--- Extracted records ---
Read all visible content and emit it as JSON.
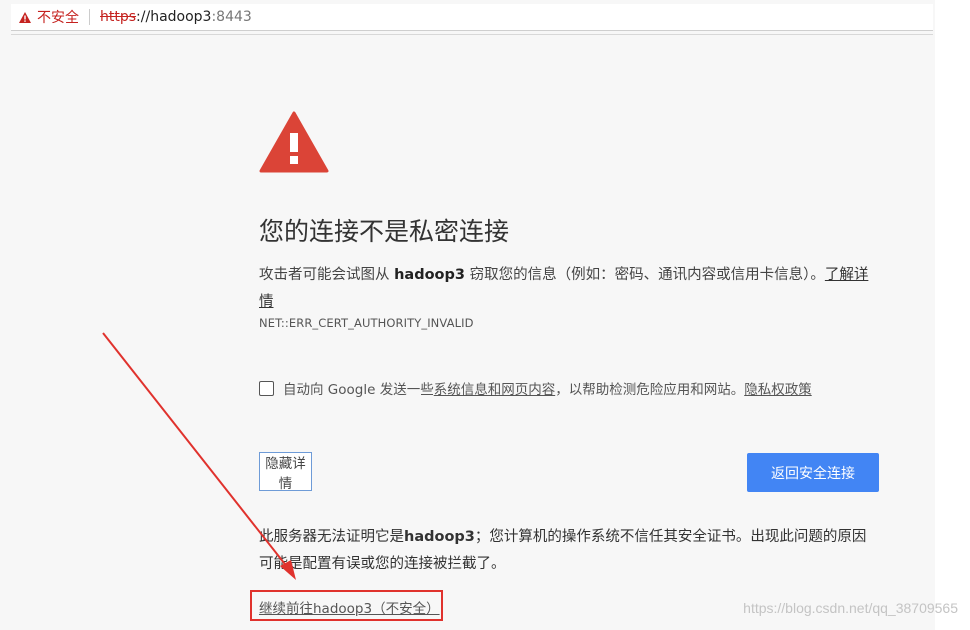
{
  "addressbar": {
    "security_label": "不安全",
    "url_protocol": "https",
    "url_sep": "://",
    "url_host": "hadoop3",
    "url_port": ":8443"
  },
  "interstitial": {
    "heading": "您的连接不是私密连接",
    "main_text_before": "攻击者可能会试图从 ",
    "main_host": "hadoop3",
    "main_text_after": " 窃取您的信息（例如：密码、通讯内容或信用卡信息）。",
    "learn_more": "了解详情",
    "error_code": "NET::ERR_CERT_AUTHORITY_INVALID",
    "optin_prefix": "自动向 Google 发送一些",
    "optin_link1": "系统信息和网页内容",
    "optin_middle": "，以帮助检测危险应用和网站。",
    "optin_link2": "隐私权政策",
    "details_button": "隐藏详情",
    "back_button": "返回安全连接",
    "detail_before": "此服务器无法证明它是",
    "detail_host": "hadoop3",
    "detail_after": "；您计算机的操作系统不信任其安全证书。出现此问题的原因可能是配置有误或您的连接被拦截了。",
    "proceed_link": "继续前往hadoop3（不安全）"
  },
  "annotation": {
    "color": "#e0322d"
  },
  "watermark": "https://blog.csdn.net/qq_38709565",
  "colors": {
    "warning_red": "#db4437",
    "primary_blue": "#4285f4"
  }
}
---
--- Extracted records ---
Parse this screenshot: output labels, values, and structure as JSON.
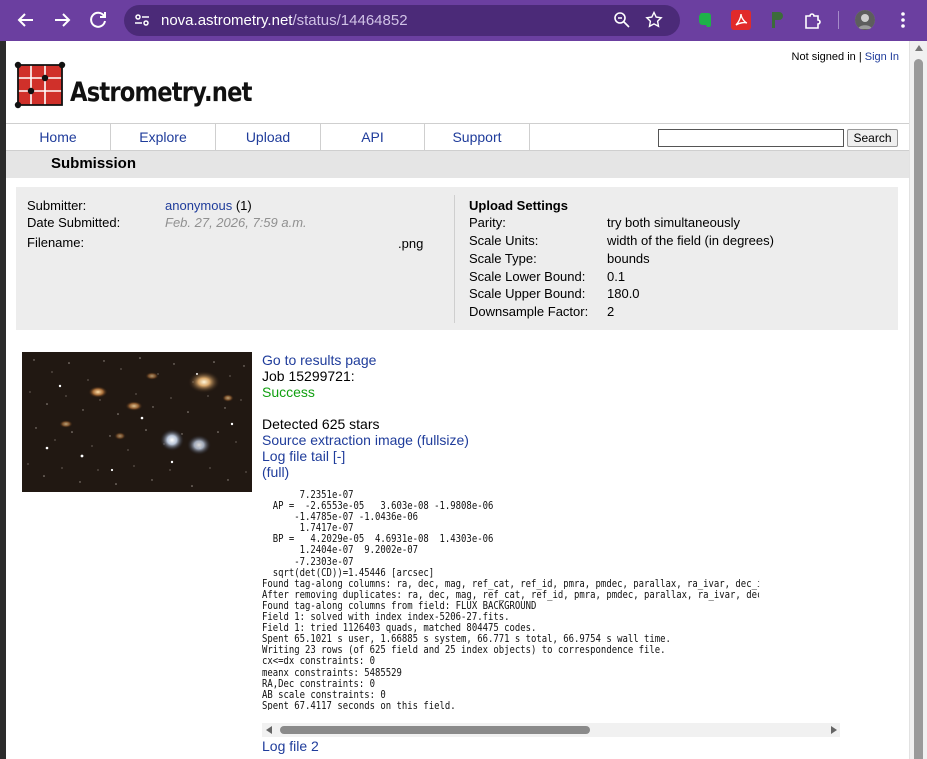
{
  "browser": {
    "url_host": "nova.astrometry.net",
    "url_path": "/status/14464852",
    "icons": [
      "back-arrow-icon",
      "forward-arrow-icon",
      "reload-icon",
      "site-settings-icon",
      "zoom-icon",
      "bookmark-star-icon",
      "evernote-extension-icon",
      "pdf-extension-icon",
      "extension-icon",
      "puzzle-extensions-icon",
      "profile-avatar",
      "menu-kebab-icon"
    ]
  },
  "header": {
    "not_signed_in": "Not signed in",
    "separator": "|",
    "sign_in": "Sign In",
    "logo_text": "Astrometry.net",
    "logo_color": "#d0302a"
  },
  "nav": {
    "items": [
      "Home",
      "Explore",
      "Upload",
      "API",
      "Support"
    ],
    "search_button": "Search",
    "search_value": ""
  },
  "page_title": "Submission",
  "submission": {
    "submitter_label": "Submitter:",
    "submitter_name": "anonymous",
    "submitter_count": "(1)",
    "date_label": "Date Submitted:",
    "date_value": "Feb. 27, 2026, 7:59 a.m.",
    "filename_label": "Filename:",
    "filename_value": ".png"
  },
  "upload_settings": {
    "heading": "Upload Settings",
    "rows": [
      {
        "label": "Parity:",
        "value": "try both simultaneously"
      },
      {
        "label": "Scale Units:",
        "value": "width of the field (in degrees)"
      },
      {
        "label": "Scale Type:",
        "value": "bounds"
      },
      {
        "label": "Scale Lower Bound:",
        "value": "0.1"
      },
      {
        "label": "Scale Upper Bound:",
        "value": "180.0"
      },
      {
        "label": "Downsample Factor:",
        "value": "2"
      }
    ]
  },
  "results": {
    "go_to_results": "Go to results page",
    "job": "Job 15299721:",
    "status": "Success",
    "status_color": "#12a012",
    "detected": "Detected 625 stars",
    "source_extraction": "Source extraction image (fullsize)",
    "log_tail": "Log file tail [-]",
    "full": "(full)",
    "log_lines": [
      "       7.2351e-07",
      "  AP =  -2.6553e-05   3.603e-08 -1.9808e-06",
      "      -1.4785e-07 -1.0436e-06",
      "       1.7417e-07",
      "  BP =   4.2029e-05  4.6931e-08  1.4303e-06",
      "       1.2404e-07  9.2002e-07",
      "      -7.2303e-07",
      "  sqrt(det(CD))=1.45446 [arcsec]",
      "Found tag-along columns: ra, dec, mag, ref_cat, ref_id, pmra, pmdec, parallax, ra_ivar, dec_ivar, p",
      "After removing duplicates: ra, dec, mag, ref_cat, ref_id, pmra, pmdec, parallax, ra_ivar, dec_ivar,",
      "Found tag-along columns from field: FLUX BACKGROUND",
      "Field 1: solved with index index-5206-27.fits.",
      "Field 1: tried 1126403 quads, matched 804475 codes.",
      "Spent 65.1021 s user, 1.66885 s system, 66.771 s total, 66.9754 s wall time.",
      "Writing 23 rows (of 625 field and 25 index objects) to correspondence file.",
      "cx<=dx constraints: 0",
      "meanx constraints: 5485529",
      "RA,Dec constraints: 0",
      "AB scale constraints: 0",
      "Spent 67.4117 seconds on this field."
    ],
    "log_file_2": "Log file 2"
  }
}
---
### Goal
Pick out, from the lines above, every one that contains the string "heading".

### Exercise result
    "heading": "您的连接不是私密连接",
    "heading": "Upload Settings",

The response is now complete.